▶ _Exercise description_: Every line containing the word "Nicholas" needs to be found and copied.

▶ _Material shown_:

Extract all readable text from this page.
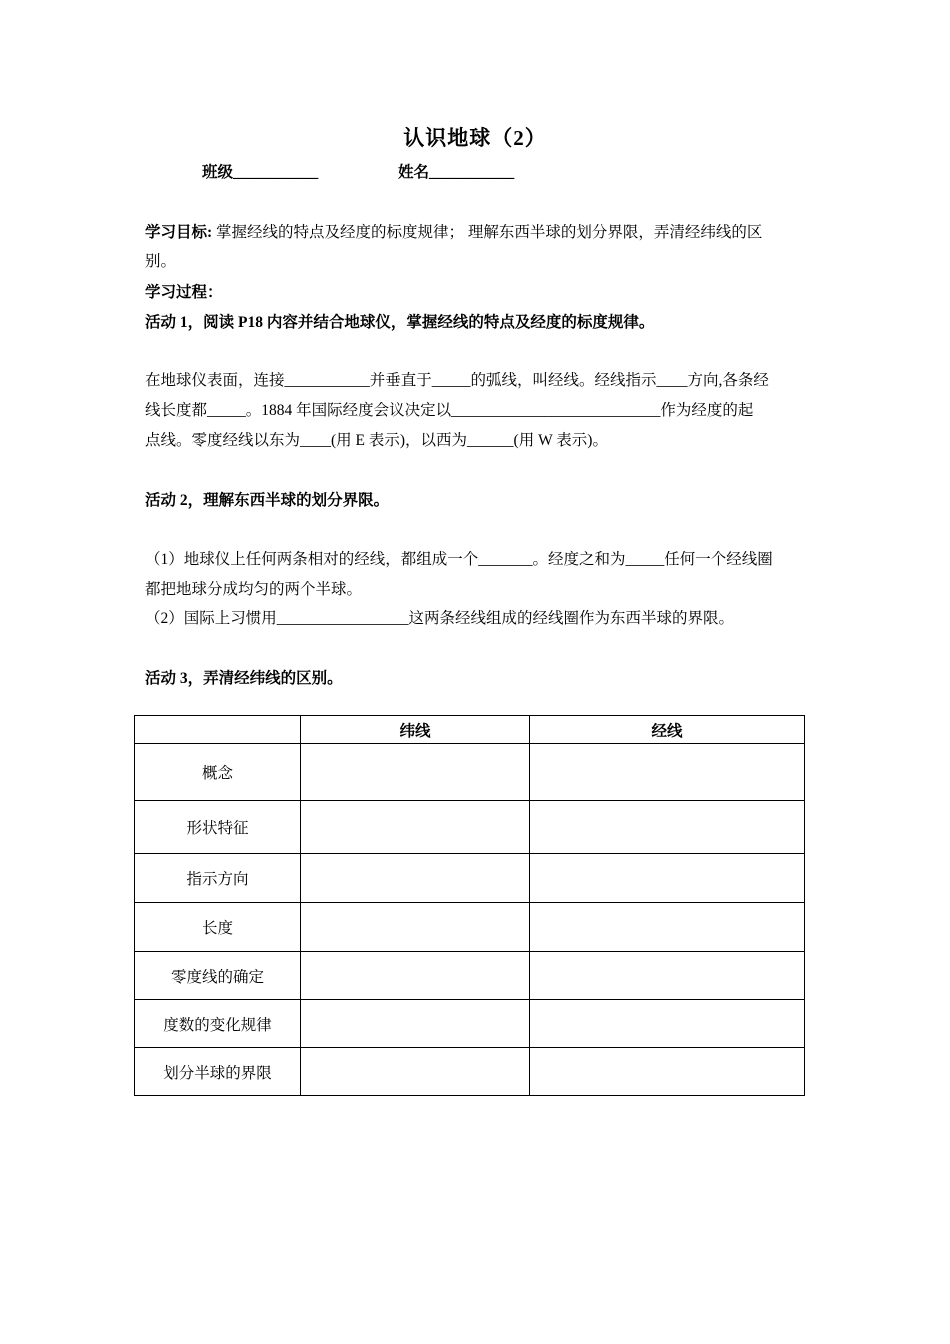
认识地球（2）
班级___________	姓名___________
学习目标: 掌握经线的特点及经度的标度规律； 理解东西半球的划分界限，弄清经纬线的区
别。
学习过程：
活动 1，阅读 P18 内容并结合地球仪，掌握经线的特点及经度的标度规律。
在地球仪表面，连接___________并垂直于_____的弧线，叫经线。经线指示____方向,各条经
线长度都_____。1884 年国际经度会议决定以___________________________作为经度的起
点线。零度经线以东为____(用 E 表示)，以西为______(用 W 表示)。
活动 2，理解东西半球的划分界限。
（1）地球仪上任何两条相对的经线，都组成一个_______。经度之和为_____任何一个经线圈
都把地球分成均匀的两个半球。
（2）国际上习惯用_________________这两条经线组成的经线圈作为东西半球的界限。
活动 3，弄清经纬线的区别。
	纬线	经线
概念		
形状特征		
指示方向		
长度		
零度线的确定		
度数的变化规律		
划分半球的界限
--
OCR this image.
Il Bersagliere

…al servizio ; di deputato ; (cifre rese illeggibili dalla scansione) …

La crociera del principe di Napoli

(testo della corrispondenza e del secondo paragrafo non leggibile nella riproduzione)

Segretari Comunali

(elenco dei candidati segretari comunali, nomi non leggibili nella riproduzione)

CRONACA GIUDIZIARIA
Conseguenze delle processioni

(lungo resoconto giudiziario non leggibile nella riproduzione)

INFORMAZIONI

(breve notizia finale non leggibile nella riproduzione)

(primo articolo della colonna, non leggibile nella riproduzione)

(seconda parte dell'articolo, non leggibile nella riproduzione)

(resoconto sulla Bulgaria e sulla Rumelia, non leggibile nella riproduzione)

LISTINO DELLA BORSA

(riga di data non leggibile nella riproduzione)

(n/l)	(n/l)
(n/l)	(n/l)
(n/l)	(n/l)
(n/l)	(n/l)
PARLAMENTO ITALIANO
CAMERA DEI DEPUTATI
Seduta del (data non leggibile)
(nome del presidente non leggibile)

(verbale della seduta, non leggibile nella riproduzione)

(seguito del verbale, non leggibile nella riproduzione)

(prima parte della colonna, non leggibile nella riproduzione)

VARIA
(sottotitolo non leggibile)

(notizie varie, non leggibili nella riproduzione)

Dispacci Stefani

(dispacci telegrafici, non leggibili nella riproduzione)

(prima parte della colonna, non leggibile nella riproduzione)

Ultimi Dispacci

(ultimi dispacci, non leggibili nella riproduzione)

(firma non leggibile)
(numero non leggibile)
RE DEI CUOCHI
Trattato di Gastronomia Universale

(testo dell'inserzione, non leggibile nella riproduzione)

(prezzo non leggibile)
* * *
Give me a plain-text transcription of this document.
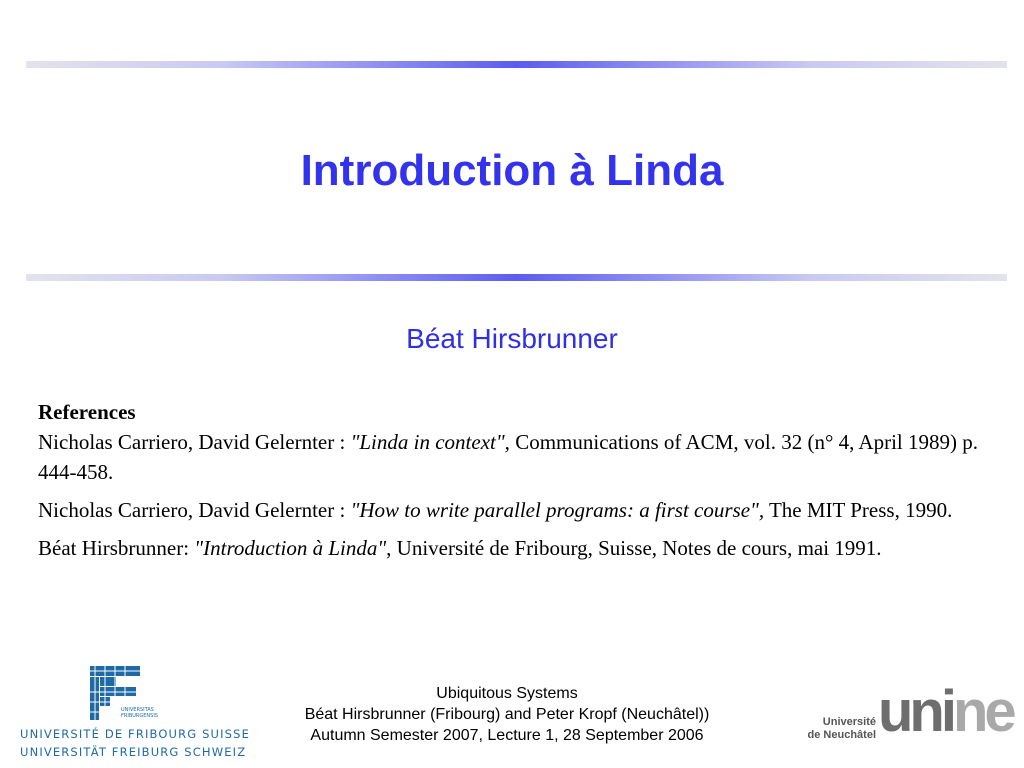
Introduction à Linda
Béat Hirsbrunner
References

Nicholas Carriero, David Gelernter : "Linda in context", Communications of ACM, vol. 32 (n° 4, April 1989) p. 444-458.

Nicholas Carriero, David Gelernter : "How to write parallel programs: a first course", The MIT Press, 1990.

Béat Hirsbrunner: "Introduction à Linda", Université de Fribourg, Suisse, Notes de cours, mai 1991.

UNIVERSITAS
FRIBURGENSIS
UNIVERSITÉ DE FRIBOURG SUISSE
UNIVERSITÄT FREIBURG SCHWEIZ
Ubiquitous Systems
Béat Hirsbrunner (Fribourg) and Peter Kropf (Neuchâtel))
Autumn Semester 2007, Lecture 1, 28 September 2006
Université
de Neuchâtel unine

▶ _Finished answer_:
Nicholas Carriero, David Gelernter : "Linda in context", Communications of ACM, vol. 32 (n° 4, April 1989) p. 444-458.
Nicholas Carriero, David Gelernter : "How to write parallel programs: a first course", The MIT Press, 1990.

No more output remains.